_GIVEN DATA_:

───

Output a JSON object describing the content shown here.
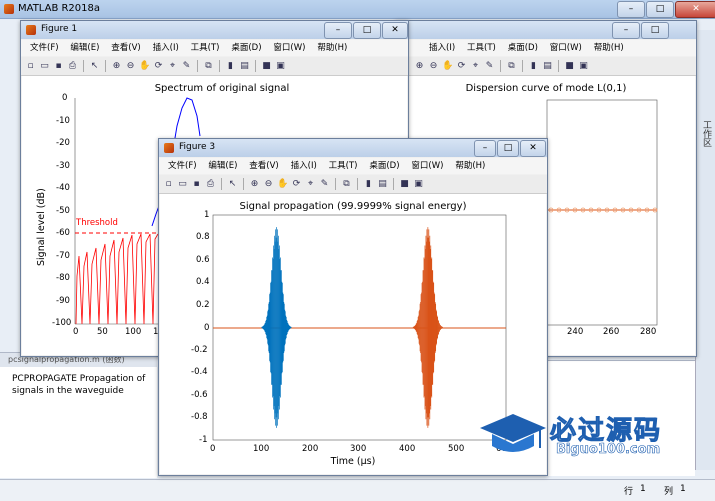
{
  "main_window": {
    "title": "MATLAB R2018a",
    "right_tab": "工作区"
  },
  "help_panel": {
    "header": "pcsignalpropagation.m  (函数)",
    "text": "PCPROPAGATE   Propagation of signals in the waveguide"
  },
  "statusbar": {
    "row_label": "行",
    "row_value": "1",
    "col_label": "列",
    "col_value": "1"
  },
  "menus": [
    "文件(F)",
    "编辑(E)",
    "查看(V)",
    "插入(I)",
    "工具(T)",
    "桌面(D)",
    "窗口(W)",
    "帮助(H)"
  ],
  "figure1": {
    "title": "Figure 1",
    "plot_title": "Spectrum of original signal",
    "ylabel": "Signal level (dB)",
    "threshold_label": "Threshold",
    "threshold_value": -60,
    "yticks": [
      "0",
      "-10",
      "-20",
      "-30",
      "-40",
      "-50",
      "-60",
      "-70",
      "-80",
      "-90",
      "-100"
    ],
    "xticks": [
      "0",
      "50",
      "100",
      "1"
    ]
  },
  "figure2": {
    "plot_title": "Dispersion curve of mode L(0,1)",
    "xticks": [
      "240",
      "260",
      "280"
    ]
  },
  "figure3": {
    "title": "Figure 3",
    "plot_title": "Signal propagation (99.9999% signal energy)",
    "xlabel": "Time (μs)",
    "yticks": [
      "1",
      "0.8",
      "0.6",
      "0.4",
      "0.2",
      "0",
      "-0.2",
      "-0.4",
      "-0.6",
      "-0.8",
      "-1"
    ],
    "xticks": [
      "0",
      "100",
      "200",
      "300",
      "400",
      "500",
      "600"
    ]
  },
  "watermark": {
    "main": "必过源码",
    "sub": "Biguo100.com"
  },
  "colors": {
    "signal1": "#0072bd",
    "signal2": "#d95319",
    "threshold": "#ff0000",
    "spectrum_curve": "#0000ff"
  },
  "chart_data": [
    {
      "type": "line",
      "title": "Spectrum of original signal",
      "ylabel": "Signal level (dB)",
      "ylim": [
        -100,
        0
      ],
      "series": [
        {
          "name": "Threshold",
          "values": [
            -60,
            -60
          ]
        }
      ]
    },
    {
      "type": "line",
      "title": "Signal propagation (99.9999% signal energy)",
      "xlabel": "Time (μs)",
      "ylim": [
        -1,
        1
      ],
      "xlim": [
        0,
        600
      ],
      "series": [
        {
          "x": [
            100,
            130,
            160
          ],
          "values": [
            0,
            0.85,
            0
          ]
        },
        {
          "x": [
            410,
            440,
            470
          ],
          "values": [
            0,
            0.85,
            0
          ]
        }
      ]
    }
  ]
}
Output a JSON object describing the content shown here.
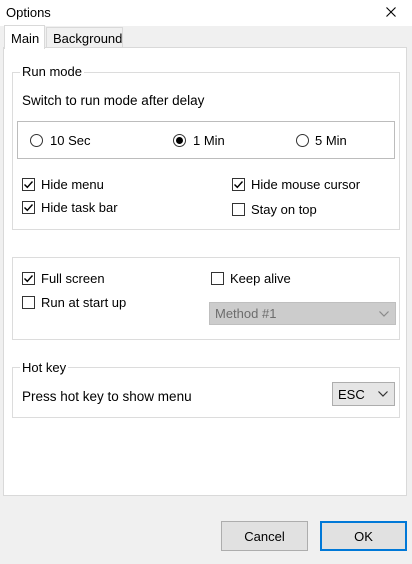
{
  "window": {
    "title": "Options"
  },
  "tabs": [
    {
      "label": "Main",
      "active": true
    },
    {
      "label": "Background",
      "active": false
    }
  ],
  "run_mode": {
    "title": "Run mode",
    "description": "Switch to run mode after delay",
    "delays": [
      {
        "label": "10 Sec",
        "selected": false
      },
      {
        "label": "1 Min",
        "selected": true
      },
      {
        "label": "5 Min",
        "selected": false
      }
    ],
    "options": {
      "hide_menu": {
        "label": "Hide menu",
        "checked": true
      },
      "hide_mouse_cursor": {
        "label": "Hide mouse cursor",
        "checked": true
      },
      "hide_task_bar": {
        "label": "Hide task bar",
        "checked": true
      },
      "stay_on_top": {
        "label": "Stay on top",
        "checked": false
      }
    }
  },
  "display": {
    "full_screen": {
      "label": "Full screen",
      "checked": true
    },
    "keep_alive": {
      "label": "Keep alive",
      "checked": false
    },
    "run_at_start_up": {
      "label": "Run at start up",
      "checked": false
    },
    "method_select": {
      "value": "Method #1",
      "disabled": true
    }
  },
  "hot_key": {
    "title": "Hot key",
    "description": "Press hot key to show menu",
    "key_select": {
      "value": "ESC"
    }
  },
  "footer": {
    "cancel_label": "Cancel",
    "ok_label": "OK"
  },
  "colors": {
    "accent": "#0078d7",
    "window_bg": "#f0f0f0",
    "panel_bg": "#ffffff"
  }
}
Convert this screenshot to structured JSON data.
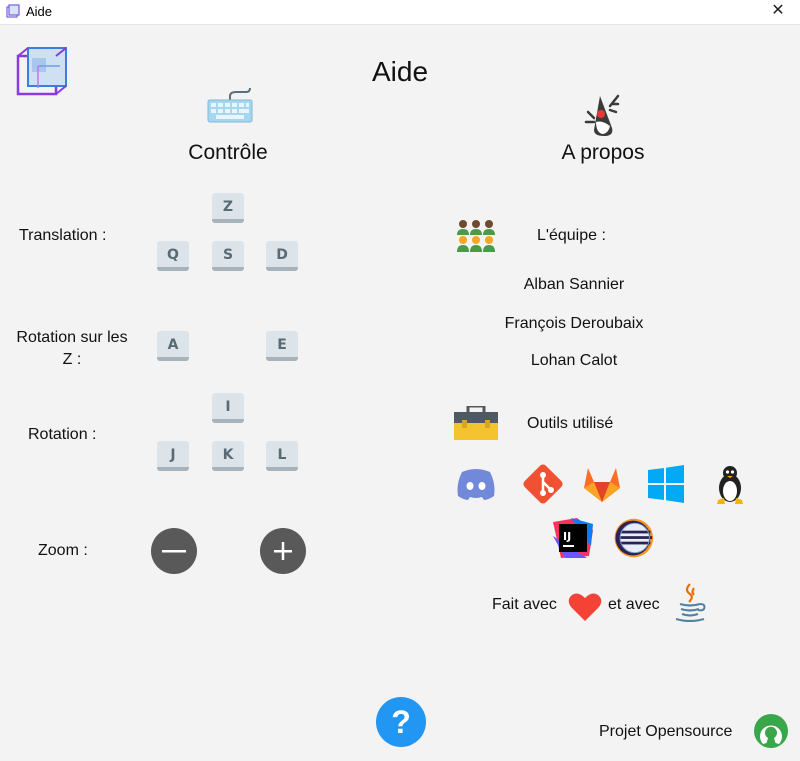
{
  "window": {
    "title": "Aide",
    "close_symbol": "✕"
  },
  "page": {
    "title": "Aide"
  },
  "controls": {
    "title": "Contrôle",
    "translation_label": "Translation :",
    "rotation_z_label": "Rotation sur les Z :",
    "rotation_label": "Rotation :",
    "zoom_label": "Zoom :",
    "keys": {
      "z": "Z",
      "q": "Q",
      "s": "S",
      "d": "D",
      "a": "A",
      "e": "E",
      "i": "I",
      "j": "J",
      "k": "K",
      "l": "L"
    }
  },
  "about": {
    "title": "A propos",
    "team_label": "L'équipe :",
    "team": [
      "Alban Sannier",
      "François Deroubaix",
      "Lohan Calot"
    ],
    "tools_label": "Outils utilisé",
    "tools": [
      "discord-icon",
      "git-icon",
      "gitlab-icon",
      "windows-icon",
      "linux-icon",
      "intellij-icon",
      "eclipse-icon"
    ],
    "made_with": "Fait avec",
    "and_with": "et avec"
  },
  "footer": {
    "help_symbol": "?",
    "opensource_label": "Projet Opensource"
  },
  "colors": {
    "background": "#f3f3f3",
    "key_face": "#dce4ea",
    "zoom_button": "#595959",
    "help_button": "#2196f3",
    "opensource": "#3aa64a"
  }
}
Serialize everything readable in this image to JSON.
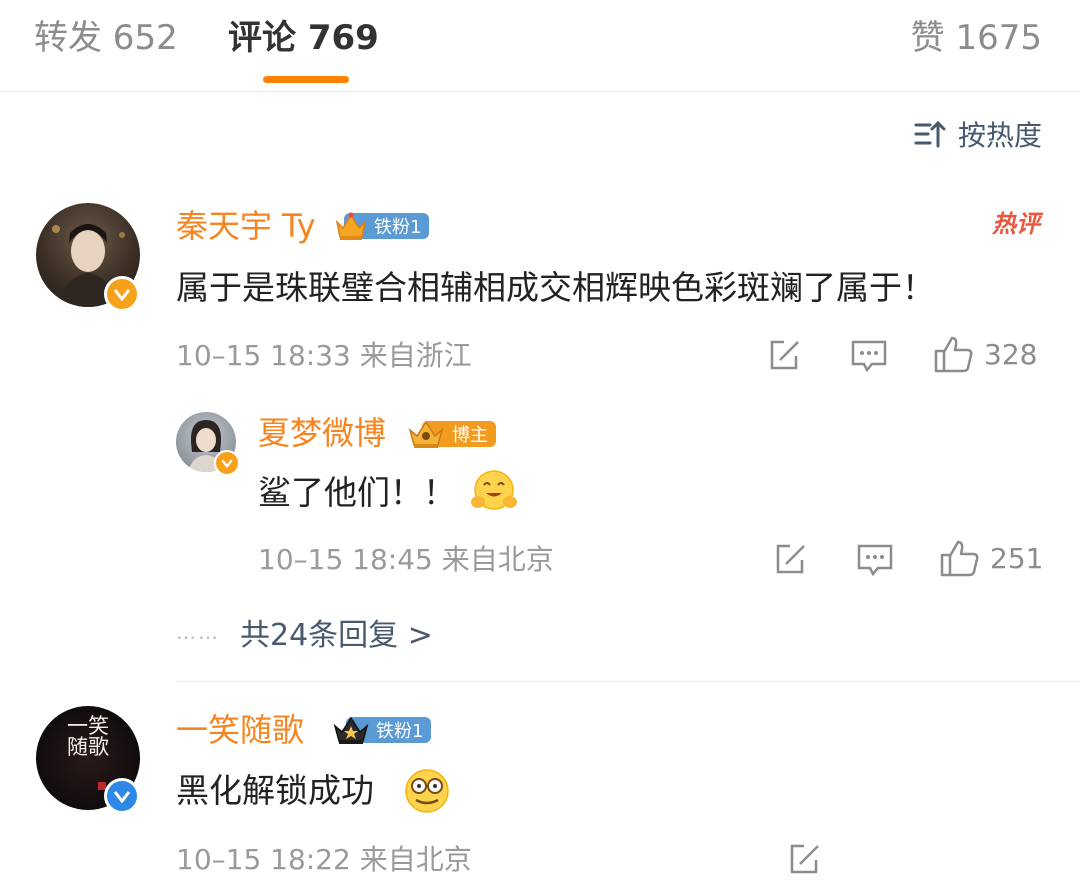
{
  "tabs": {
    "forward": "转发 652",
    "comments": "评论 769",
    "likes": "赞 1675"
  },
  "sort_label": "按热度",
  "colors": {
    "accent": "#ff8200",
    "username": "#f7841e",
    "link": "#48596e"
  },
  "comments": [
    {
      "username": "秦天宇 Ty",
      "fan_badge": "铁粉1",
      "hot_tag": "热评",
      "text": "属于是珠联璧合相辅相成交相辉映色彩斑斓了属于！",
      "meta": "10–15 18:33 来自浙江",
      "likes": "328",
      "verified": "orange"
    },
    {
      "username": "一笑随歌",
      "fan_badge": "铁粉1",
      "text": "黑化解锁成功",
      "emoji": "grimace-emoji",
      "meta": "10–15 18:22 来自北京",
      "verified": "blue",
      "avatar_text": "一笑随歌"
    }
  ],
  "reply": {
    "username": "夏梦微博",
    "badge": "博主",
    "text": "鲨了他们！！",
    "emoji": "hug-emoji",
    "meta": "10–15 18:45 来自北京",
    "likes": "251"
  },
  "more_replies": {
    "dots": "……",
    "label": "共24条回复 >"
  }
}
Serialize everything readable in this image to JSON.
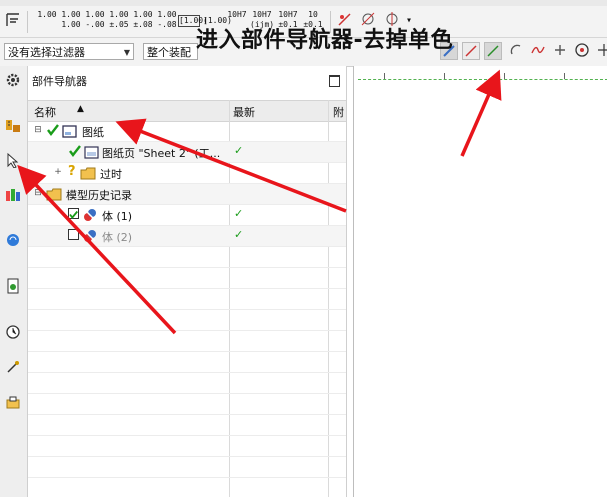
{
  "overlay": {
    "annotation_text": "进入部件导航器-去掉单色"
  },
  "toolbar": {
    "dim_buttons": [
      {
        "top": "1.00",
        "bottom": ""
      },
      {
        "top": "1.00",
        "bottom": "1.00"
      },
      {
        "top": "1.00",
        "bottom": "-.00"
      },
      {
        "top": "1.00",
        "bottom": "±.05"
      },
      {
        "top": "1.00",
        "bottom": "±.08"
      },
      {
        "top": "1.00",
        "bottom": "-.08"
      },
      {
        "top": "[1.00]",
        "bottom": ""
      },
      {
        "top": "(1.00)",
        "bottom": ""
      },
      {
        "top": "10H7",
        "bottom": ""
      },
      {
        "top": "10H7",
        "bottom": "(ijm)"
      },
      {
        "top": "10H7",
        "bottom": "±0.1"
      },
      {
        "top": "10",
        "bottom": "±0.1"
      }
    ]
  },
  "filterbar": {
    "filter_select": "没有选择过滤器",
    "assembly_select": "整个装配"
  },
  "navigator": {
    "title": "部件导航器",
    "columns": {
      "name": "名称",
      "latest": "最新",
      "third": "附"
    },
    "rows": [
      {
        "label": "图纸",
        "latest": ""
      },
      {
        "label": "图纸页 \"Sheet 2\" (工...",
        "latest": "✓"
      },
      {
        "label": "过时",
        "latest": ""
      },
      {
        "label": "模型历史记录",
        "latest": ""
      },
      {
        "label": "体 (1)",
        "latest": "✓"
      },
      {
        "label": "体 (2)",
        "latest": "✓"
      }
    ]
  },
  "colors": {
    "check_green": "#1a9c1a",
    "arrow_red": "#e8151b",
    "folder_yellow": "#f2c14e"
  }
}
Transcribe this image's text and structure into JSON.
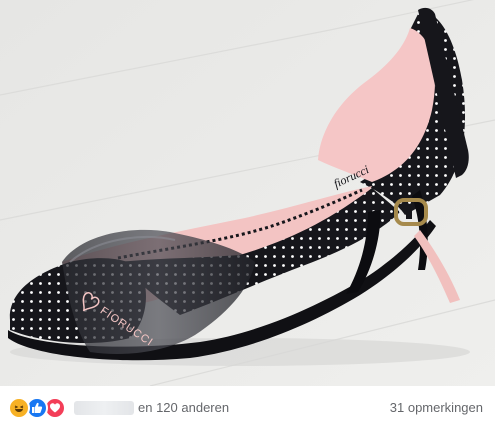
{
  "post": {
    "image": {
      "brand_logo": "FIORUCCI",
      "insole_logo": "fiorucci",
      "colors": {
        "floor": "#ebebea",
        "shoe_black": "#16161b",
        "dots": "#ffffff",
        "lining_pink": "#f5c6c6",
        "strap_pvc": "#3b3c43",
        "buckle": "#a68a4c"
      }
    },
    "reactions_bar": {
      "icons": [
        "laughing-emoji-icon",
        "like-thumb-icon",
        "love-heart-icon"
      ],
      "names_blurred": true,
      "others_text": "en 120 anderen",
      "comments_text": "31 opmerkingen"
    }
  }
}
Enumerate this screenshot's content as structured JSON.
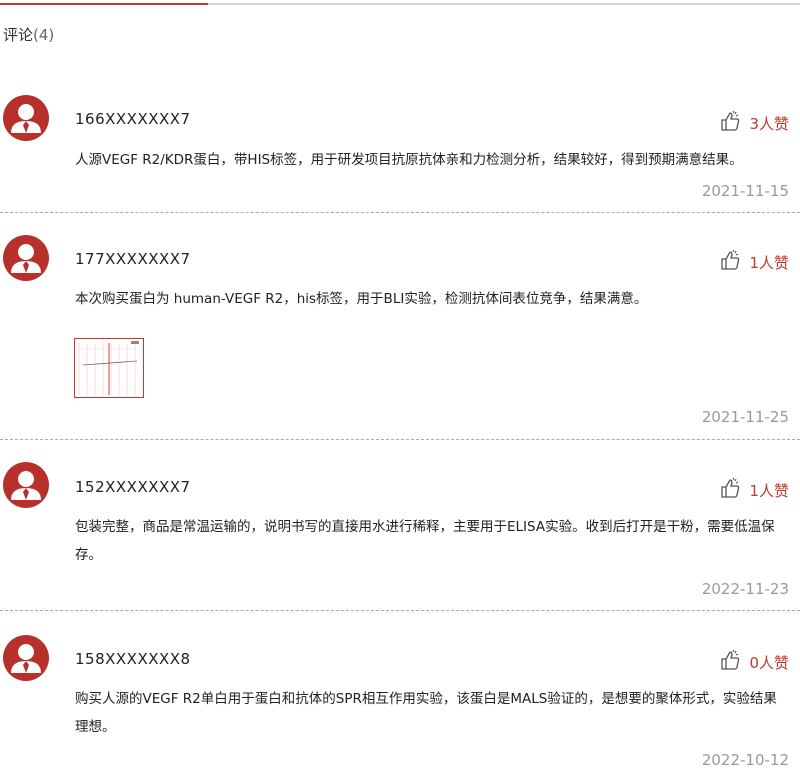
{
  "comments_header": {
    "label": "评论",
    "count": "(4)"
  },
  "reviews": [
    {
      "user": "166XXXXXXX7",
      "likes": "3人赞",
      "text": "人源VEGF R2/KDR蛋白，带HIS标签，用于研发项目抗原抗体亲和力检测分析，结果较好，得到预期满意结果。",
      "date": "2021-11-15"
    },
    {
      "user": "177XXXXXXX7",
      "likes": "1人赞",
      "text": "本次购买蛋白为 human-VEGF R2，his标签，用于BLI实验，检测抗体间表位竞争，结果满意。",
      "date": "2021-11-25",
      "has_image": true
    },
    {
      "user": "152XXXXXXX7",
      "likes": "1人赞",
      "text": "包装完整，商品是常温运输的，说明书写的直接用水进行稀释，主要用于ELISA实验。收到后打开是干粉，需要低温保存。",
      "date": "2022-11-23"
    },
    {
      "user": "158XXXXXXX8",
      "likes": "0人赞",
      "text": "购买人源的VEGF R2单白用于蛋白和抗体的SPR相互作用实验，该蛋白是MALS验证的，是想要的聚体形式，实验结果理想。",
      "date": "2022-10-12"
    }
  ],
  "icons": {
    "avatar": "user-avatar-icon",
    "like": "thumbs-up-icon"
  },
  "colors": {
    "accent": "#c0392b",
    "avatar_bg": "#b8302c",
    "muted": "#999999"
  }
}
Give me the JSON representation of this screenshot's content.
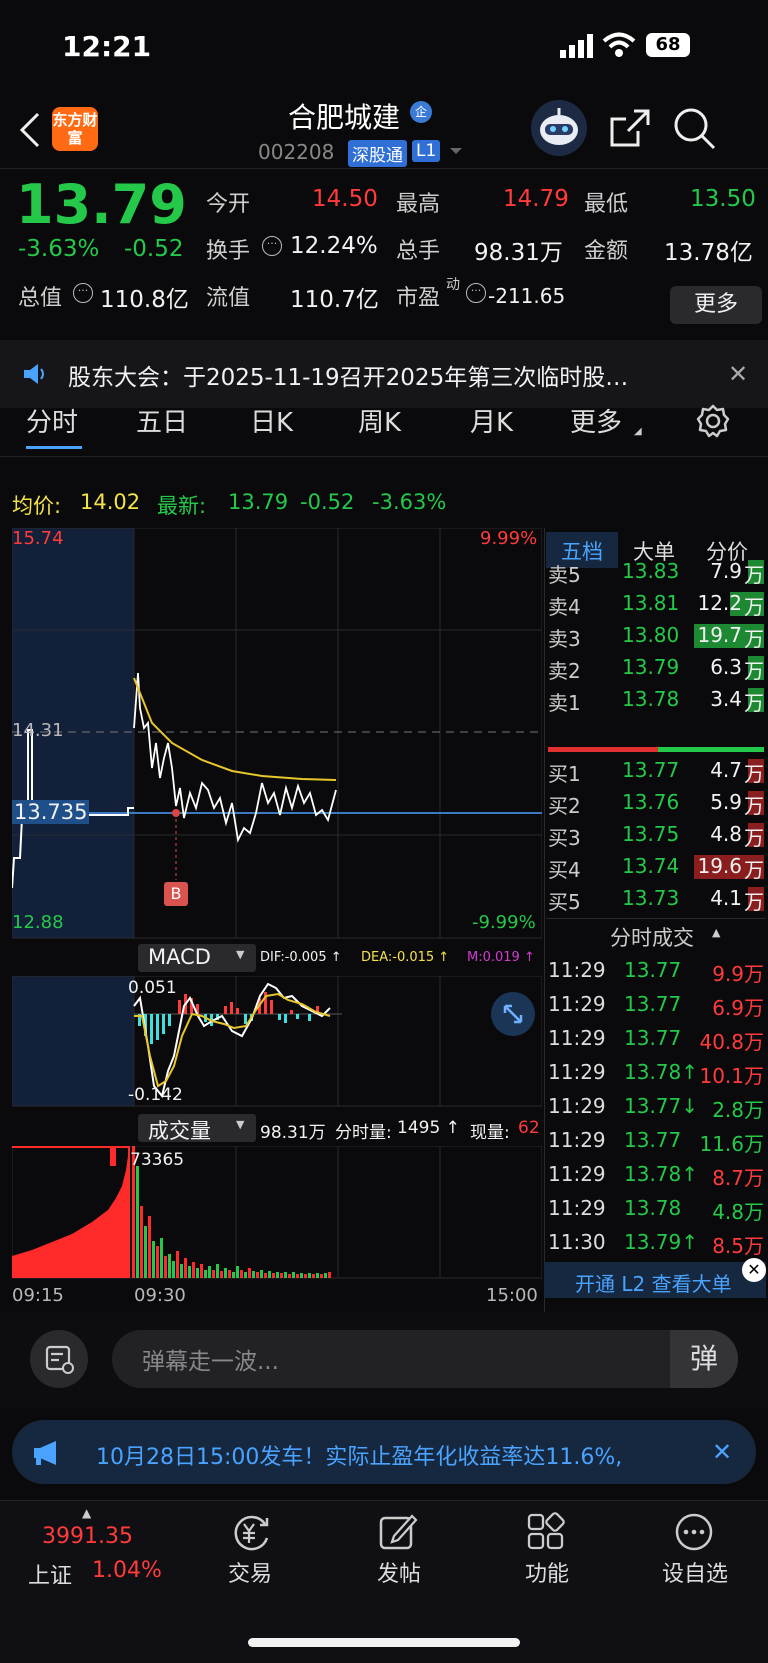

───

_WHAT IS ASKED_:
In the entries above, find lines with "level" and copy each.

_OUTPUT OF THE TASK_:
    "ylabel": "Signal level (dB)",
      "ylabel": "Signal level (dB)",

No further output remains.